EXERCISE: Exclude the pictures and return every line exactly as written.
[start SOURCE DATA]
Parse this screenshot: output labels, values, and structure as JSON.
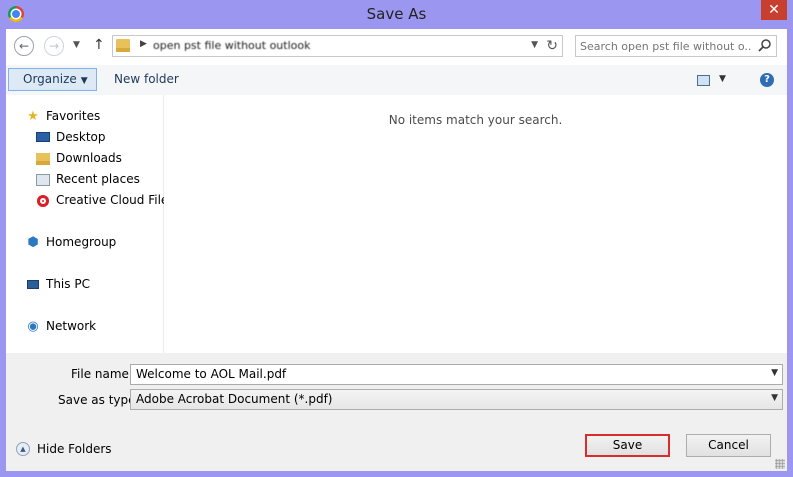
{
  "window": {
    "title": "Save As",
    "close_symbol": "✕",
    "app_icon": "chrome-icon"
  },
  "navigation": {
    "back_symbol": "←",
    "forward_symbol": "→",
    "up_symbol": "↑",
    "address_text": "open pst file without outlook",
    "search_placeholder": "Search open pst file without o..."
  },
  "toolbar": {
    "organize_label": "Organize",
    "new_folder_label": "New folder",
    "help_symbol": "?"
  },
  "sidebar": {
    "items": [
      {
        "label": "Favorites",
        "icon": "star-icon"
      },
      {
        "label": "Desktop",
        "icon": "desktop-icon"
      },
      {
        "label": "Downloads",
        "icon": "downloads-icon"
      },
      {
        "label": "Recent places",
        "icon": "recent-places-icon"
      },
      {
        "label": "Creative Cloud Files",
        "icon": "creative-cloud-icon"
      },
      {
        "label": "Homegroup",
        "icon": "homegroup-icon"
      },
      {
        "label": "This PC",
        "icon": "computer-icon"
      },
      {
        "label": "Network",
        "icon": "network-icon"
      }
    ]
  },
  "content": {
    "empty_message": "No items match your search."
  },
  "form": {
    "file_name_label": "File name:",
    "file_name_value": "Welcome to AOL Mail.pdf",
    "save_type_label": "Save as type:",
    "save_type_value": "Adobe Acrobat Document (*.pdf)",
    "hide_folders_label": "Hide Folders",
    "save_label": "Save",
    "cancel_label": "Cancel"
  },
  "colors": {
    "frame": "#9b97f0",
    "close_button": "#c7402f",
    "highlight_border": "#d92c2c",
    "organize_bg": "#dde9f5"
  }
}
[end SOURCE DATA]
WRITTEN ANSWER:
Parse this screenshot: output labels, values, and structure as JSON.
{
  "window": {
    "title": "Save As",
    "close_symbol": "✕",
    "app_icon": "chrome-icon"
  },
  "navigation": {
    "back_symbol": "←",
    "forward_symbol": "→",
    "up_symbol": "↑",
    "address_text": "open pst file without outlook",
    "search_placeholder": "Search open pst file without o..."
  },
  "toolbar": {
    "organize_label": "Organize",
    "new_folder_label": "New folder",
    "help_symbol": "?"
  },
  "sidebar": {
    "items": [
      {
        "label": "Favorites",
        "icon": "star-icon"
      },
      {
        "label": "Desktop",
        "icon": "desktop-icon"
      },
      {
        "label": "Downloads",
        "icon": "downloads-icon"
      },
      {
        "label": "Recent places",
        "icon": "recent-places-icon"
      },
      {
        "label": "Creative Cloud Files",
        "icon": "creative-cloud-icon"
      },
      {
        "label": "Homegroup",
        "icon": "homegroup-icon"
      },
      {
        "label": "This PC",
        "icon": "computer-icon"
      },
      {
        "label": "Network",
        "icon": "network-icon"
      }
    ]
  },
  "content": {
    "empty_message": "No items match your search."
  },
  "form": {
    "file_name_label": "File name:",
    "file_name_value": "Welcome to AOL Mail.pdf",
    "save_type_label": "Save as type:",
    "save_type_value": "Adobe Acrobat Document (*.pdf)",
    "hide_folders_label": "Hide Folders",
    "save_label": "Save",
    "cancel_label": "Cancel"
  },
  "colors": {
    "frame": "#9b97f0",
    "close_button": "#c7402f",
    "highlight_border": "#d92c2c",
    "organize_bg": "#dde9f5"
  }
}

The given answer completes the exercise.